# WORK TO COMPLETE
Which lines hold the word "natürlichen"? Copy each of them from the material.

# DATA TO PROCESS

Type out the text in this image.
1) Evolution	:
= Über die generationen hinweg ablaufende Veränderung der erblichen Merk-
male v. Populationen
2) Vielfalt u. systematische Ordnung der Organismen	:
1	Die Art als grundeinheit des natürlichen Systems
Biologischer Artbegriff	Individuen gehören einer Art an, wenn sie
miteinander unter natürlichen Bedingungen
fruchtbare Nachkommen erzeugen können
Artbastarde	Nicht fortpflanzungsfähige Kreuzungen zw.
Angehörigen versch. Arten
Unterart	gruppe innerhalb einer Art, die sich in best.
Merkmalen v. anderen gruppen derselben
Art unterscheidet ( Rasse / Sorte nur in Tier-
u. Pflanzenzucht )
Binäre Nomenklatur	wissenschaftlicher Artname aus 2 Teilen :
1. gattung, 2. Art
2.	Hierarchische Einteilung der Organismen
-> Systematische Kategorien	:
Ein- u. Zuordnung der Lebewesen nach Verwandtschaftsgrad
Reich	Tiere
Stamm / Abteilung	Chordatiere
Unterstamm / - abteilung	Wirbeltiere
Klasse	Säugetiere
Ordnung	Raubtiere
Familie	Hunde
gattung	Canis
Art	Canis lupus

# RESULT FOR THIS EXERCISE
1	Die Art als grundeinheit des natürlichen Systems
miteinander unter natürlichen Bedingungen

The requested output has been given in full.